» Set problem: Transcribe all of the material exactly, except for its pictures.

» Excerpted data:
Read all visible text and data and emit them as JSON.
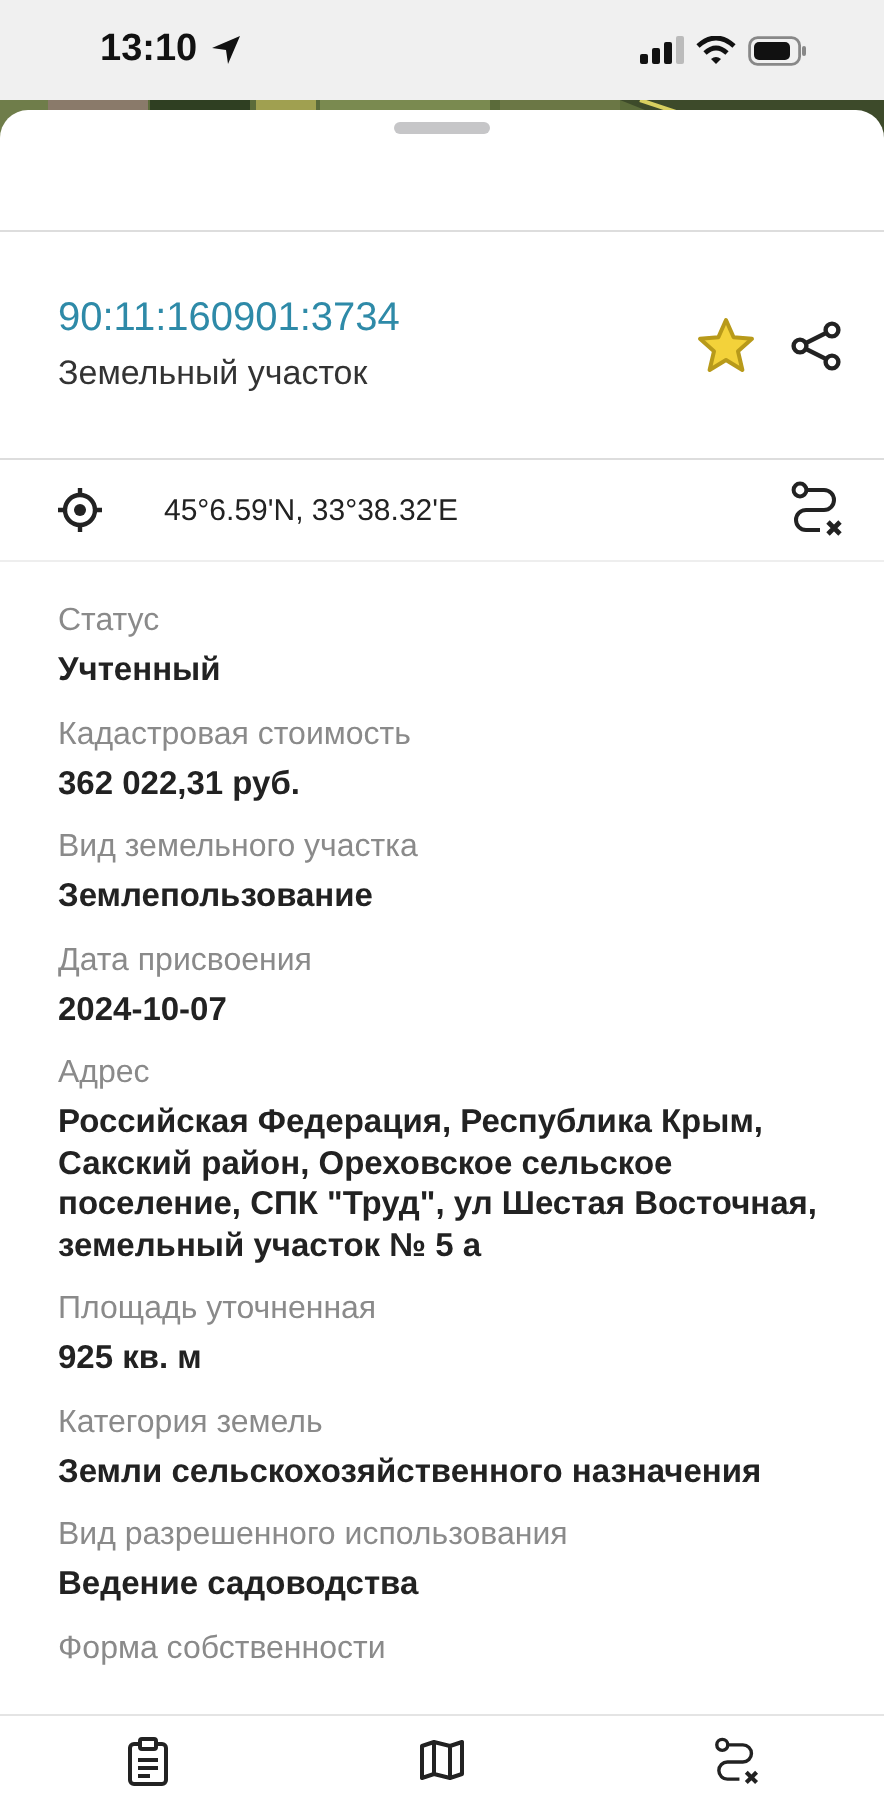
{
  "status_bar": {
    "time": "13:10"
  },
  "header": {
    "cadastral_number": "90:11:160901:3734",
    "object_type": "Земельный участок",
    "favorite": true
  },
  "location": {
    "coordinates": "45°6.59'N, 33°38.32'E"
  },
  "fields": [
    {
      "label": "Статус",
      "value": "Учтенный"
    },
    {
      "label": "Кадастровая стоимость",
      "value": "362 022,31 руб."
    },
    {
      "label": "Вид земельного участка",
      "value": "Землепользование"
    },
    {
      "label": "Дата присвоения",
      "value": "2024-10-07"
    },
    {
      "label": "Адрес",
      "value": "Российская Федерация, Республика Крым, Сакский район, Ореховское сельское поселение, СПК \"Труд\", ул Шестая Восточная, земельный участок № 5 а"
    },
    {
      "label": "Площадь уточненная",
      "value": "925 кв. м"
    },
    {
      "label": "Категория земель",
      "value": "Земли сельскохозяйственного назначения"
    },
    {
      "label": "Вид разрешенного использования",
      "value": "Ведение садоводства"
    },
    {
      "label": "Форма собственности"
    }
  ]
}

» Output:
Read all visible text and data and emit them as JSON.
{
  "status_bar": {
    "time": "13:10"
  },
  "header": {
    "cadastral_number": "90:11:160901:3734",
    "object_type": "Земельный участок",
    "favorite": true
  },
  "location": {
    "coordinates": "45°6.59'N, 33°38.32'E"
  },
  "fields": [
    {
      "label": "Статус",
      "value": "Учтенный"
    },
    {
      "label": "Кадастровая стоимость",
      "value": "362 022,31 руб."
    },
    {
      "label": "Вид земельного участка",
      "value": "Землепользование"
    },
    {
      "label": "Дата присвоения",
      "value": "2024-10-07"
    },
    {
      "label": "Адрес",
      "value": "Российская Федерация, Республика Крым, Сакский район, Ореховское сельское поселение, СПК \"Труд\", ул Шестая Восточная, земельный участок № 5 а"
    },
    {
      "label": "Площадь уточненная",
      "value": "925 кв. м"
    },
    {
      "label": "Категория земель",
      "value": "Земли сельскохозяйственного назначения"
    },
    {
      "label": "Вид разрешенного использования",
      "value": "Ведение садоводства"
    },
    {
      "label": "Форма собственности"
    }
  ]
}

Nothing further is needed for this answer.